▶ **EXERCISE PROMPT**
Where a line of the material contains the string "materiałów", copy that line.

* START ITEMS *

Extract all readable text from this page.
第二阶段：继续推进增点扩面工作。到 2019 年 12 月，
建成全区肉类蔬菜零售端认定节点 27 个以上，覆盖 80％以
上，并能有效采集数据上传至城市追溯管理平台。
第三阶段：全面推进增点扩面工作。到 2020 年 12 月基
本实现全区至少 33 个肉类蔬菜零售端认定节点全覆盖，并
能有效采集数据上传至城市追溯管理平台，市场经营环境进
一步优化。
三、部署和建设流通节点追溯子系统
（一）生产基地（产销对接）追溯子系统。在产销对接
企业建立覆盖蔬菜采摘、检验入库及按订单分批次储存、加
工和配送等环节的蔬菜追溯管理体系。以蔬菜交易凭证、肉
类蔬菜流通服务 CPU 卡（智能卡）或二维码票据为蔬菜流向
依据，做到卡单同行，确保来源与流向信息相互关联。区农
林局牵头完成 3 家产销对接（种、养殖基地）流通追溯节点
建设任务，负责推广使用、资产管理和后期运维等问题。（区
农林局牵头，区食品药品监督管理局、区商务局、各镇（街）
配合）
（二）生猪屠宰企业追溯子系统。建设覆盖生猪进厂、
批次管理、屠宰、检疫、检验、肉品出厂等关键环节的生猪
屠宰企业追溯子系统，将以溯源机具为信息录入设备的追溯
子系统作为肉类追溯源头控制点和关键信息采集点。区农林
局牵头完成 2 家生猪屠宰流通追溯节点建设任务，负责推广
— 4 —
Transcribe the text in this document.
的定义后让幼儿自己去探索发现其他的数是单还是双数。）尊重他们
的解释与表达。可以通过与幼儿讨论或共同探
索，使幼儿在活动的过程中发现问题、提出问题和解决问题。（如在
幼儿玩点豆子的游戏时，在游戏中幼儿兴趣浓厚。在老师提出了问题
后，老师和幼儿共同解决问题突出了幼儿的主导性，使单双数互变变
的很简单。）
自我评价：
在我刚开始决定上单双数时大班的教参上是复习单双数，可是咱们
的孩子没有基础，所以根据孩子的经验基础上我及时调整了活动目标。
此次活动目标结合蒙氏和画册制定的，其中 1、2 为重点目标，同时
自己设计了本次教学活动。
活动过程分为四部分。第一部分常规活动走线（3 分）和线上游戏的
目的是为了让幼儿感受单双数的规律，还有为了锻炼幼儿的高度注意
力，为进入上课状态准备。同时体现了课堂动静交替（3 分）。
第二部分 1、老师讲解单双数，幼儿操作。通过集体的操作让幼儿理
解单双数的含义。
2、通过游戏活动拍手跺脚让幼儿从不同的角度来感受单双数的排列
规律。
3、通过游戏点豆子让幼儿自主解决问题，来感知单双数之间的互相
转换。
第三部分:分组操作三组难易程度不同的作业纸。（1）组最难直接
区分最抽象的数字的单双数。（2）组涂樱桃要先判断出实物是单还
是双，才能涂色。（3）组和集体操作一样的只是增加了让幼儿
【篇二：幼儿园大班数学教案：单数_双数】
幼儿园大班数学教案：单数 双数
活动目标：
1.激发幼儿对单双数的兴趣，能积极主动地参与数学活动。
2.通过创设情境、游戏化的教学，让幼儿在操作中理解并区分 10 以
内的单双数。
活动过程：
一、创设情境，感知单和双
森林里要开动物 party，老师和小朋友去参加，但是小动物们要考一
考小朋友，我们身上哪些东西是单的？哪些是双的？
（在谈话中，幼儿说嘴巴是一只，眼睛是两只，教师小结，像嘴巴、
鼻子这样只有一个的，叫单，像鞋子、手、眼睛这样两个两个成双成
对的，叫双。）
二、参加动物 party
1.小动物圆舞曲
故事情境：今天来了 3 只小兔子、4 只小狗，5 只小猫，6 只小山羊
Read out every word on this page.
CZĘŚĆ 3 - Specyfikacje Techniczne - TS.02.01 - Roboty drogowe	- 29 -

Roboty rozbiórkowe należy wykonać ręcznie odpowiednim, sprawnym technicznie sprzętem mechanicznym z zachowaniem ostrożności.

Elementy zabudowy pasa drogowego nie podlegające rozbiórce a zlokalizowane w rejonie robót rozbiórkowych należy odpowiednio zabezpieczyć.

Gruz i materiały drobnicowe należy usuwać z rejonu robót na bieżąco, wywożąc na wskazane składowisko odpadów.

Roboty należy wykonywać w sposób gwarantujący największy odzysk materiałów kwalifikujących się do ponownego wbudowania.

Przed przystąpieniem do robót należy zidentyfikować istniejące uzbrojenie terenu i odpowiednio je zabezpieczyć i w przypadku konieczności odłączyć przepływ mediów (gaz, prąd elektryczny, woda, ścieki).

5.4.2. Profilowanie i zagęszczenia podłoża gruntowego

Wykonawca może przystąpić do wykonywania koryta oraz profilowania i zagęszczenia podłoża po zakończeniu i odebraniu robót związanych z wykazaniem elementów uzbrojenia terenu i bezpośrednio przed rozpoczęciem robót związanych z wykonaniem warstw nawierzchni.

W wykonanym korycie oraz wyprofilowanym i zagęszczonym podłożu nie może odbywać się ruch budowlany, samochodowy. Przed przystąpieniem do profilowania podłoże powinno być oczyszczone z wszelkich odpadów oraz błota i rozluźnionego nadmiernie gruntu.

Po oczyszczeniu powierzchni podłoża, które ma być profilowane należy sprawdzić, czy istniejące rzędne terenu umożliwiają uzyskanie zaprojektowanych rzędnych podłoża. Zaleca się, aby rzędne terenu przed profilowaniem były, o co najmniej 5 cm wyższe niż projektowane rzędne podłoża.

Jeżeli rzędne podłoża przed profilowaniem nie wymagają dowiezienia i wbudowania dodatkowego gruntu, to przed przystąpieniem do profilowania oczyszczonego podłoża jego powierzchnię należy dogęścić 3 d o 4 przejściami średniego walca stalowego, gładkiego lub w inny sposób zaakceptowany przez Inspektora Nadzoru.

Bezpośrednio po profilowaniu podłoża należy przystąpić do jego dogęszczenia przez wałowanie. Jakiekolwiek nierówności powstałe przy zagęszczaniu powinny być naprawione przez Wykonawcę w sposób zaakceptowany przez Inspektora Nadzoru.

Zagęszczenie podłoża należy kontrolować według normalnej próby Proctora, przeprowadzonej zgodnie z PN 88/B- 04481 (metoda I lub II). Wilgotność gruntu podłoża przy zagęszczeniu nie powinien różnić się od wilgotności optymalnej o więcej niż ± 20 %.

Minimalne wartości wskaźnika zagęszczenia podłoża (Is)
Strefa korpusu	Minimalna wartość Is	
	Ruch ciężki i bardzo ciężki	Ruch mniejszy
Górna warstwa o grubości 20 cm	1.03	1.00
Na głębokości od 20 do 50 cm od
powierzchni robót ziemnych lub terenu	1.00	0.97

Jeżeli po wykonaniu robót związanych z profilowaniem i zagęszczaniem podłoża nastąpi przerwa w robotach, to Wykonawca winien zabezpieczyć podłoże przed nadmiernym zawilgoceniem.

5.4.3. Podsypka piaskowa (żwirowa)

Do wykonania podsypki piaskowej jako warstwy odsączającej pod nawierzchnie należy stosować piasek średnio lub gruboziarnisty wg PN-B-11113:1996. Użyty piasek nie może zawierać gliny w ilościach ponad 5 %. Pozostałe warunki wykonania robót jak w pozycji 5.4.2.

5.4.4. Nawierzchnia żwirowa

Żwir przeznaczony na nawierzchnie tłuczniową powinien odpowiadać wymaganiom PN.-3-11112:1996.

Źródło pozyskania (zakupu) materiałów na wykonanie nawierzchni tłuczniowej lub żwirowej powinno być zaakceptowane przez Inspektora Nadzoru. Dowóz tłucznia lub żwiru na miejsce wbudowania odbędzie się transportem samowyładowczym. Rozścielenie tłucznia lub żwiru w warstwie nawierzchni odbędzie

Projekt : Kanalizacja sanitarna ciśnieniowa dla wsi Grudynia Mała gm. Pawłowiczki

* END ITEMS *

▶ **CORRECT RESULT**
Roboty należy wykonywać w sposób gwarantujący największy odzysk materiałów kwalifikujących się do ponownego wbudowania.
Źródło pozyskania (zakupu) materiałów na wykonanie nawierzchni tłuczniowej lub żwirowej powinno być zaakceptowane przez Inspektora Nadzoru. Dowóz tłucznia lub żwiru na miejsce wbudowania odbędzie się transportem samowyładowczym. Rozścielenie tłucznia lub żwiru w warstwie nawierzchni odbędzie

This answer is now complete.